::: Task input :::
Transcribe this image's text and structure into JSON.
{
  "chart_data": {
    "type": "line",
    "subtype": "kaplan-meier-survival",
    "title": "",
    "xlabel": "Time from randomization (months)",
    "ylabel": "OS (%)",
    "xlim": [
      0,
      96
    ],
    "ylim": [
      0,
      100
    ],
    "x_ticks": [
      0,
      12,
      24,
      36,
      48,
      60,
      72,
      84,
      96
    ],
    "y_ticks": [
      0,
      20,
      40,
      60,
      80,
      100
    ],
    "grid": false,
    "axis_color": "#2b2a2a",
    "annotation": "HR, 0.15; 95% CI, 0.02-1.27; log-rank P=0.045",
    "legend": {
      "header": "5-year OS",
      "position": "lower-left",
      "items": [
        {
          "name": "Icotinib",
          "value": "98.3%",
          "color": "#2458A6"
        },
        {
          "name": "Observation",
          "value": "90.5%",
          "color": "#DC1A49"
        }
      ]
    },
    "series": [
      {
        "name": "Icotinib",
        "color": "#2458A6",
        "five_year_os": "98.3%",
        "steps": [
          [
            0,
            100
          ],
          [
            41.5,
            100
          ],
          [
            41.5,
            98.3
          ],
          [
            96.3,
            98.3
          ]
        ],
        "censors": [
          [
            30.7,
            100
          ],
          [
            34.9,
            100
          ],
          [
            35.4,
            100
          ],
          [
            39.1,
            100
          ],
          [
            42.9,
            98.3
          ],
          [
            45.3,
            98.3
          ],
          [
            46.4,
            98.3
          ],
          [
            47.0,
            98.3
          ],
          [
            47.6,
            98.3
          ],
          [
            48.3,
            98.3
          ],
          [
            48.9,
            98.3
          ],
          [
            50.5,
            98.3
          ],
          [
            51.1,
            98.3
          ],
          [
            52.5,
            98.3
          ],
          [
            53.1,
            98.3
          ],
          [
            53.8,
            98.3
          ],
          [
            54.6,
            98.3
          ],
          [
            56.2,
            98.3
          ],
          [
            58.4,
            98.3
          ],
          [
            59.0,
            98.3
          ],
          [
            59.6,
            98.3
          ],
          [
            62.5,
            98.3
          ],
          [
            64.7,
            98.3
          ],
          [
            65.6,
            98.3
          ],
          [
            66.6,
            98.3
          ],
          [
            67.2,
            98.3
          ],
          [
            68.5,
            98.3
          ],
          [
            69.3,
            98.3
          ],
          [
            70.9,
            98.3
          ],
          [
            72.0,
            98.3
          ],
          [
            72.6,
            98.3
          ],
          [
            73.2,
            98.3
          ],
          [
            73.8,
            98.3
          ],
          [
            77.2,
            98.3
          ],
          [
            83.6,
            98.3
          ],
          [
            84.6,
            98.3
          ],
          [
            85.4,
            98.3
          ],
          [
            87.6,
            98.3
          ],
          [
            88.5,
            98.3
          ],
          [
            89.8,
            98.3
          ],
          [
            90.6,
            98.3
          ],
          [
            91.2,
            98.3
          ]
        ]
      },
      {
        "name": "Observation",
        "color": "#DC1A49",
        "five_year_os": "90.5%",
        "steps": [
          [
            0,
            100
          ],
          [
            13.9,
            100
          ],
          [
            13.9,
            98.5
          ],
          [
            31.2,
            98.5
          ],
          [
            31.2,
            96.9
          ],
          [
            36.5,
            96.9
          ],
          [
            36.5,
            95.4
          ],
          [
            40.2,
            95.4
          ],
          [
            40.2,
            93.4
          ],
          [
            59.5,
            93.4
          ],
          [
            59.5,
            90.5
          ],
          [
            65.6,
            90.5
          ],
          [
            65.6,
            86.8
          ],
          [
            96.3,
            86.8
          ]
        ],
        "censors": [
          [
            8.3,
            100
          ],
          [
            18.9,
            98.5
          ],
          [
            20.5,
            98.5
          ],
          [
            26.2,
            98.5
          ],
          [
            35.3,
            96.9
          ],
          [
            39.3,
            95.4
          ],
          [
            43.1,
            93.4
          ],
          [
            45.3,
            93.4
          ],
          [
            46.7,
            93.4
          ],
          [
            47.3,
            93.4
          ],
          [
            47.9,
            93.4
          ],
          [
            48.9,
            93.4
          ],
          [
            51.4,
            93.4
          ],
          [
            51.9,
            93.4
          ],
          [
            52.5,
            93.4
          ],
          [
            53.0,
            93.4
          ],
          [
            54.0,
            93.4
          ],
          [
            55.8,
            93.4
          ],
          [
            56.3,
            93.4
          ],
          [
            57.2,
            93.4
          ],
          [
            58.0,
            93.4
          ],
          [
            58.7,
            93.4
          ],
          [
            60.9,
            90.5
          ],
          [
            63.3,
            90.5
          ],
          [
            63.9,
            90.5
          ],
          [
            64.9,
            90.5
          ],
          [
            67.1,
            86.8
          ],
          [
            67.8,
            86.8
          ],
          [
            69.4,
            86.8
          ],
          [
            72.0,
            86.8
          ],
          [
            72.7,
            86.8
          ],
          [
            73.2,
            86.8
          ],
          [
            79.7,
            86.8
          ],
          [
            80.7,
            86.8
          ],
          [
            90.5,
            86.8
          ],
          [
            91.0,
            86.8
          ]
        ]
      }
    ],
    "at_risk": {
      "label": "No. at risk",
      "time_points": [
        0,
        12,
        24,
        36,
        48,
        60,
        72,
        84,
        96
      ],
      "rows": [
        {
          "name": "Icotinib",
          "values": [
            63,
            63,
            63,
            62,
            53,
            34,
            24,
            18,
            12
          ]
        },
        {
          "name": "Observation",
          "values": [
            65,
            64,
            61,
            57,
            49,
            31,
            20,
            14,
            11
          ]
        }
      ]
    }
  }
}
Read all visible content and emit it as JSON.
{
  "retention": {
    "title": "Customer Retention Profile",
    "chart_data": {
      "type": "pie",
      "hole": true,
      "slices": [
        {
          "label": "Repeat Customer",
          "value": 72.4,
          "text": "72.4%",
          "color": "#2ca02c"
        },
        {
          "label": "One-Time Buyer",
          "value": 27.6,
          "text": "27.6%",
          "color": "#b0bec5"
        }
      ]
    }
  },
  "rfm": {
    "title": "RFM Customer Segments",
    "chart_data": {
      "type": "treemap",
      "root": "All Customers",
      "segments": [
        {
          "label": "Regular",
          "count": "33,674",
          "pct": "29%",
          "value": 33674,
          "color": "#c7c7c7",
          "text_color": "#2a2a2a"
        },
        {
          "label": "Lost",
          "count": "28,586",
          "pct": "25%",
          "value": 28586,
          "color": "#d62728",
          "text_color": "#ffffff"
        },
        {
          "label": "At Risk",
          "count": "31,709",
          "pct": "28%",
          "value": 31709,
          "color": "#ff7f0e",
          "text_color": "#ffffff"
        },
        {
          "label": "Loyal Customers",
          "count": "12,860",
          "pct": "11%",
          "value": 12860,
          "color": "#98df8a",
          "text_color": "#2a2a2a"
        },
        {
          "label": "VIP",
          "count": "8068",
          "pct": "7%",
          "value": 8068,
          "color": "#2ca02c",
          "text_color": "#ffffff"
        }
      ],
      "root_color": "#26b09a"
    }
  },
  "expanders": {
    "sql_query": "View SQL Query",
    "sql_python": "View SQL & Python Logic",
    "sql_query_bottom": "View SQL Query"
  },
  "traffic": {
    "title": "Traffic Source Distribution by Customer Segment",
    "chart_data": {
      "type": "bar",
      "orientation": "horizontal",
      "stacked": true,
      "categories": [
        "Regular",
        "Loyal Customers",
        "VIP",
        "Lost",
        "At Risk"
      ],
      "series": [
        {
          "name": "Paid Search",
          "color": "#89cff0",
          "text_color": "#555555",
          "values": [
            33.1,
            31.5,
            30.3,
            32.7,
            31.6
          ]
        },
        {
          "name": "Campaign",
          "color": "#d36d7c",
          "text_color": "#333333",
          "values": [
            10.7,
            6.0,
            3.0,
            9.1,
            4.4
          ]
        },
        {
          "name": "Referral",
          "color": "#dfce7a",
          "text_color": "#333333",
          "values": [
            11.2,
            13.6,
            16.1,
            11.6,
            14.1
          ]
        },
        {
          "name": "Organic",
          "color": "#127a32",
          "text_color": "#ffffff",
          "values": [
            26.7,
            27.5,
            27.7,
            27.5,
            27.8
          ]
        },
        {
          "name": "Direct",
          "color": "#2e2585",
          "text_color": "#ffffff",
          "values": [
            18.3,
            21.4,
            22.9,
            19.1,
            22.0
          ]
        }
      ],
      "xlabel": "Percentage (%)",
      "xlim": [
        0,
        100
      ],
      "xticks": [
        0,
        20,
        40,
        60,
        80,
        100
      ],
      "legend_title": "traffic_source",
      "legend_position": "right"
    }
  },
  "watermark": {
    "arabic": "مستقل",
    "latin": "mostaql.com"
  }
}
:::
Problem :: Copy down every line of the entries containing the word "xlabel".

The response ::
    "xlabel": "Time from randomization (months)",
      "xlabel": "Percentage (%)",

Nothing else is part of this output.